**Stored items from a collection**
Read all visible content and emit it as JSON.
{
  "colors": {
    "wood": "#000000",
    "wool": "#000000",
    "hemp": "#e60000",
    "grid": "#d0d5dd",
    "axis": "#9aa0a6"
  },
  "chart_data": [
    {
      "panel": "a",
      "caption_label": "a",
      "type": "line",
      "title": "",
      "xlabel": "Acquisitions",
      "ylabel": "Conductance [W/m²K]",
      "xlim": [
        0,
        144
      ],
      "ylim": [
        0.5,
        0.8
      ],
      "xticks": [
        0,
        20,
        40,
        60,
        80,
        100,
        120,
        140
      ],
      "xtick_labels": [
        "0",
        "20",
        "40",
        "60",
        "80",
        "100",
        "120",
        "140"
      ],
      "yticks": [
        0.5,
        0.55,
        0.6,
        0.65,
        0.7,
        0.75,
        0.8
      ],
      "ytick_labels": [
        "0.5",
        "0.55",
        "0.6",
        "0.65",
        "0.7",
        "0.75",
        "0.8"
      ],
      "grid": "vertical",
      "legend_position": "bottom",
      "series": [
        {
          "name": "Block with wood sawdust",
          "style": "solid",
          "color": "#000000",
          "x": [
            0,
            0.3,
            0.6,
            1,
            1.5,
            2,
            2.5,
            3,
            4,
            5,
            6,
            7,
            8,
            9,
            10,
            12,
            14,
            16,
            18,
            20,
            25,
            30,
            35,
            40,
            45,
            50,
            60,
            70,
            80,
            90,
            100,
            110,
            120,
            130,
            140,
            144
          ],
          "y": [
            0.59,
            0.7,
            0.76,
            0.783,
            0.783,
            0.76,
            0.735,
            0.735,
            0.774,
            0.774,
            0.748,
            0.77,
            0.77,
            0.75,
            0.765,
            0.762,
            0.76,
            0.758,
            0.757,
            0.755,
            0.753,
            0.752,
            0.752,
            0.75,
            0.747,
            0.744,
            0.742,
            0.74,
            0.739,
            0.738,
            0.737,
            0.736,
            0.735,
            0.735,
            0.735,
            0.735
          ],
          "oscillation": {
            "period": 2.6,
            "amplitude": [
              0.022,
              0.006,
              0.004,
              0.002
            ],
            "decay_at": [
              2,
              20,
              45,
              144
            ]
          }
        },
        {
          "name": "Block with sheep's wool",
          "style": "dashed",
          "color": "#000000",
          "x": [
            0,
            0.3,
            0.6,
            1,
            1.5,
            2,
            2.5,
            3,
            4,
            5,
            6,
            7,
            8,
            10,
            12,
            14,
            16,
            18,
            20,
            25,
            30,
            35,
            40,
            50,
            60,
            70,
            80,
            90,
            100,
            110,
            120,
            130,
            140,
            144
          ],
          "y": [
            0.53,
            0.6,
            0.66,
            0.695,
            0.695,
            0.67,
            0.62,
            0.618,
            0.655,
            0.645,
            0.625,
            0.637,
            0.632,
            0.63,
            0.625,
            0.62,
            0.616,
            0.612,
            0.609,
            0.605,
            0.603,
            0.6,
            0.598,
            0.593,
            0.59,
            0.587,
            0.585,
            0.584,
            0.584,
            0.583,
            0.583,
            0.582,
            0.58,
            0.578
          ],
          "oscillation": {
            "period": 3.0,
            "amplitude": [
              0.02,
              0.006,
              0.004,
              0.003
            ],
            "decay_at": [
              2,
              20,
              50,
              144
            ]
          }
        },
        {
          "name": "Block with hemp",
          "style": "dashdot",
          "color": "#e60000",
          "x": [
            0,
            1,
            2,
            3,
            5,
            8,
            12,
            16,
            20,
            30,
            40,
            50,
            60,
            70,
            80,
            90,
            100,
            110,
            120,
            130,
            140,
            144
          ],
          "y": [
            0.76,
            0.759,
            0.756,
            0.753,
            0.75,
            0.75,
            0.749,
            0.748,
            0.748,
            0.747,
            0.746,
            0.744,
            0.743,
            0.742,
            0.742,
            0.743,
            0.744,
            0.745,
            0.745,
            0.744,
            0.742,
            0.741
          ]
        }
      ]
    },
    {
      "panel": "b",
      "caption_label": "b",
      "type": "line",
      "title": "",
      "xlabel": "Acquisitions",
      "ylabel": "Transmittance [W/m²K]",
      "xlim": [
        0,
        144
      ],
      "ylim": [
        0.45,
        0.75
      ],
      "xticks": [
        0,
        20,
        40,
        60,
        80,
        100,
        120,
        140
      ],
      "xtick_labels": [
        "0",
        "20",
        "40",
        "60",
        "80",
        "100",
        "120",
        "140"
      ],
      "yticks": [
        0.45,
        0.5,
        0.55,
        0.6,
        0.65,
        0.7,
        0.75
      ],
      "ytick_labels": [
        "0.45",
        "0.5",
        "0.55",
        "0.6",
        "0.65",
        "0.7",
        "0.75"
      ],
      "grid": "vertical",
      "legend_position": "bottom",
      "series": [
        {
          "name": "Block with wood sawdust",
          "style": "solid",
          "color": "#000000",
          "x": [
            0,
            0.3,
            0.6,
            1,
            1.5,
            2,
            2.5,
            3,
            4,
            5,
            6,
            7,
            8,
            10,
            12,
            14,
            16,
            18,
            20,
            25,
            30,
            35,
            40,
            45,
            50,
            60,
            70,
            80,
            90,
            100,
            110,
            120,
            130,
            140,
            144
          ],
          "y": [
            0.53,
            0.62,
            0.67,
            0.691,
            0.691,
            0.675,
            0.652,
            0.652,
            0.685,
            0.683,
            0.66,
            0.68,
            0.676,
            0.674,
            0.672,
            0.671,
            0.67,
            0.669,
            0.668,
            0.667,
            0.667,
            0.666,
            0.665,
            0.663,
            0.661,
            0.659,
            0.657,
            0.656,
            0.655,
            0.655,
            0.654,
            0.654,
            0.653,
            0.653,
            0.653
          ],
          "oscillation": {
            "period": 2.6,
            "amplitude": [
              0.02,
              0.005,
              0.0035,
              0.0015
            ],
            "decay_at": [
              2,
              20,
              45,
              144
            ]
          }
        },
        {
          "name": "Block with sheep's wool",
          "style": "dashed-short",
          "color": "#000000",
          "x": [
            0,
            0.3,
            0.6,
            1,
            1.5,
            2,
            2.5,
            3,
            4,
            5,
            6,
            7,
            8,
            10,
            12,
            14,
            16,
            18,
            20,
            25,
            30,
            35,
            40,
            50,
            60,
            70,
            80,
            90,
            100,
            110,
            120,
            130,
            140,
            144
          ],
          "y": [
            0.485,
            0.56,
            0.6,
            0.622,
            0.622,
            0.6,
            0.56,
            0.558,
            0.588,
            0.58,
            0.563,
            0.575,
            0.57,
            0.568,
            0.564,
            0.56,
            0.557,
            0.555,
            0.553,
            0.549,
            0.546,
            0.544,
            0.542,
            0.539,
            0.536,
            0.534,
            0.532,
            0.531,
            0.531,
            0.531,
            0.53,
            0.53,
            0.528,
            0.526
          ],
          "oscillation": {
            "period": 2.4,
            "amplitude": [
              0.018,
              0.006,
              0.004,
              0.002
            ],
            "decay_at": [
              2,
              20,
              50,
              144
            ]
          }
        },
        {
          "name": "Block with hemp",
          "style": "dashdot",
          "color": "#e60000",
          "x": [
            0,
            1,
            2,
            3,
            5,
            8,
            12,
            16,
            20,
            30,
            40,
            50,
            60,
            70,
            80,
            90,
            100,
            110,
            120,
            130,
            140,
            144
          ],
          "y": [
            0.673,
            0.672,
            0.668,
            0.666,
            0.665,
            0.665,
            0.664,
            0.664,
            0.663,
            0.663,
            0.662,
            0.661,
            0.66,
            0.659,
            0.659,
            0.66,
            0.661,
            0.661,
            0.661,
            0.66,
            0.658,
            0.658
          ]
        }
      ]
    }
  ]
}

**DESCRIPTION OF THE TASK**
Output the records verbatim, from the first line to the last.

**EXPECTED ANSWER**
Read all visible content and emit it as JSON.
{
  "colors": {
    "wood": "#000000",
    "wool": "#000000",
    "hemp": "#e60000",
    "grid": "#d0d5dd",
    "axis": "#9aa0a6"
  },
  "chart_data": [
    {
      "panel": "a",
      "caption_label": "a",
      "type": "line",
      "title": "",
      "xlabel": "Acquisitions",
      "ylabel": "Conductance [W/m²K]",
      "xlim": [
        0,
        144
      ],
      "ylim": [
        0.5,
        0.8
      ],
      "xticks": [
        0,
        20,
        40,
        60,
        80,
        100,
        120,
        140
      ],
      "xtick_labels": [
        "0",
        "20",
        "40",
        "60",
        "80",
        "100",
        "120",
        "140"
      ],
      "yticks": [
        0.5,
        0.55,
        0.6,
        0.65,
        0.7,
        0.75,
        0.8
      ],
      "ytick_labels": [
        "0.5",
        "0.55",
        "0.6",
        "0.65",
        "0.7",
        "0.75",
        "0.8"
      ],
      "grid": "vertical",
      "legend_position": "bottom",
      "series": [
        {
          "name": "Block with wood sawdust",
          "style": "solid",
          "color": "#000000",
          "x": [
            0,
            0.3,
            0.6,
            1,
            1.5,
            2,
            2.5,
            3,
            4,
            5,
            6,
            7,
            8,
            9,
            10,
            12,
            14,
            16,
            18,
            20,
            25,
            30,
            35,
            40,
            45,
            50,
            60,
            70,
            80,
            90,
            100,
            110,
            120,
            130,
            140,
            144
          ],
          "y": [
            0.59,
            0.7,
            0.76,
            0.783,
            0.783,
            0.76,
            0.735,
            0.735,
            0.774,
            0.774,
            0.748,
            0.77,
            0.77,
            0.75,
            0.765,
            0.762,
            0.76,
            0.758,
            0.757,
            0.755,
            0.753,
            0.752,
            0.752,
            0.75,
            0.747,
            0.744,
            0.742,
            0.74,
            0.739,
            0.738,
            0.737,
            0.736,
            0.735,
            0.735,
            0.735,
            0.735
          ],
          "oscillation": {
            "period": 2.6,
            "amplitude": [
              0.022,
              0.006,
              0.004,
              0.002
            ],
            "decay_at": [
              2,
              20,
              45,
              144
            ]
          }
        },
        {
          "name": "Block with sheep's wool",
          "style": "dashed",
          "color": "#000000",
          "x": [
            0,
            0.3,
            0.6,
            1,
            1.5,
            2,
            2.5,
            3,
            4,
            5,
            6,
            7,
            8,
            10,
            12,
            14,
            16,
            18,
            20,
            25,
            30,
            35,
            40,
            50,
            60,
            70,
            80,
            90,
            100,
            110,
            120,
            130,
            140,
            144
          ],
          "y": [
            0.53,
            0.6,
            0.66,
            0.695,
            0.695,
            0.67,
            0.62,
            0.618,
            0.655,
            0.645,
            0.625,
            0.637,
            0.632,
            0.63,
            0.625,
            0.62,
            0.616,
            0.612,
            0.609,
            0.605,
            0.603,
            0.6,
            0.598,
            0.593,
            0.59,
            0.587,
            0.585,
            0.584,
            0.584,
            0.583,
            0.583,
            0.582,
            0.58,
            0.578
          ],
          "oscillation": {
            "period": 3.0,
            "amplitude": [
              0.02,
              0.006,
              0.004,
              0.003
            ],
            "decay_at": [
              2,
              20,
              50,
              144
            ]
          }
        },
        {
          "name": "Block with hemp",
          "style": "dashdot",
          "color": "#e60000",
          "x": [
            0,
            1,
            2,
            3,
            5,
            8,
            12,
            16,
            20,
            30,
            40,
            50,
            60,
            70,
            80,
            90,
            100,
            110,
            120,
            130,
            140,
            144
          ],
          "y": [
            0.76,
            0.759,
            0.756,
            0.753,
            0.75,
            0.75,
            0.749,
            0.748,
            0.748,
            0.747,
            0.746,
            0.744,
            0.743,
            0.742,
            0.742,
            0.743,
            0.744,
            0.745,
            0.745,
            0.744,
            0.742,
            0.741
          ]
        }
      ]
    },
    {
      "panel": "b",
      "caption_label": "b",
      "type": "line",
      "title": "",
      "xlabel": "Acquisitions",
      "ylabel": "Transmittance [W/m²K]",
      "xlim": [
        0,
        144
      ],
      "ylim": [
        0.45,
        0.75
      ],
      "xticks": [
        0,
        20,
        40,
        60,
        80,
        100,
        120,
        140
      ],
      "xtick_labels": [
        "0",
        "20",
        "40",
        "60",
        "80",
        "100",
        "120",
        "140"
      ],
      "yticks": [
        0.45,
        0.5,
        0.55,
        0.6,
        0.65,
        0.7,
        0.75
      ],
      "ytick_labels": [
        "0.45",
        "0.5",
        "0.55",
        "0.6",
        "0.65",
        "0.7",
        "0.75"
      ],
      "grid": "vertical",
      "legend_position": "bottom",
      "series": [
        {
          "name": "Block with wood sawdust",
          "style": "solid",
          "color": "#000000",
          "x": [
            0,
            0.3,
            0.6,
            1,
            1.5,
            2,
            2.5,
            3,
            4,
            5,
            6,
            7,
            8,
            10,
            12,
            14,
            16,
            18,
            20,
            25,
            30,
            35,
            40,
            45,
            50,
            60,
            70,
            80,
            90,
            100,
            110,
            120,
            130,
            140,
            144
          ],
          "y": [
            0.53,
            0.62,
            0.67,
            0.691,
            0.691,
            0.675,
            0.652,
            0.652,
            0.685,
            0.683,
            0.66,
            0.68,
            0.676,
            0.674,
            0.672,
            0.671,
            0.67,
            0.669,
            0.668,
            0.667,
            0.667,
            0.666,
            0.665,
            0.663,
            0.661,
            0.659,
            0.657,
            0.656,
            0.655,
            0.655,
            0.654,
            0.654,
            0.653,
            0.653,
            0.653
          ],
          "oscillation": {
            "period": 2.6,
            "amplitude": [
              0.02,
              0.005,
              0.0035,
              0.0015
            ],
            "decay_at": [
              2,
              20,
              45,
              144
            ]
          }
        },
        {
          "name": "Block with sheep's wool",
          "style": "dashed-short",
          "color": "#000000",
          "x": [
            0,
            0.3,
            0.6,
            1,
            1.5,
            2,
            2.5,
            3,
            4,
            5,
            6,
            7,
            8,
            10,
            12,
            14,
            16,
            18,
            20,
            25,
            30,
            35,
            40,
            50,
            60,
            70,
            80,
            90,
            100,
            110,
            120,
            130,
            140,
            144
          ],
          "y": [
            0.485,
            0.56,
            0.6,
            0.622,
            0.622,
            0.6,
            0.56,
            0.558,
            0.588,
            0.58,
            0.563,
            0.575,
            0.57,
            0.568,
            0.564,
            0.56,
            0.557,
            0.555,
            0.553,
            0.549,
            0.546,
            0.544,
            0.542,
            0.539,
            0.536,
            0.534,
            0.532,
            0.531,
            0.531,
            0.531,
            0.53,
            0.53,
            0.528,
            0.526
          ],
          "oscillation": {
            "period": 2.4,
            "amplitude": [
              0.018,
              0.006,
              0.004,
              0.002
            ],
            "decay_at": [
              2,
              20,
              50,
              144
            ]
          }
        },
        {
          "name": "Block with hemp",
          "style": "dashdot",
          "color": "#e60000",
          "x": [
            0,
            1,
            2,
            3,
            5,
            8,
            12,
            16,
            20,
            30,
            40,
            50,
            60,
            70,
            80,
            90,
            100,
            110,
            120,
            130,
            140,
            144
          ],
          "y": [
            0.673,
            0.672,
            0.668,
            0.666,
            0.665,
            0.665,
            0.664,
            0.664,
            0.663,
            0.663,
            0.662,
            0.661,
            0.66,
            0.659,
            0.659,
            0.66,
            0.661,
            0.661,
            0.661,
            0.66,
            0.658,
            0.658
          ]
        }
      ]
    }
  ]
}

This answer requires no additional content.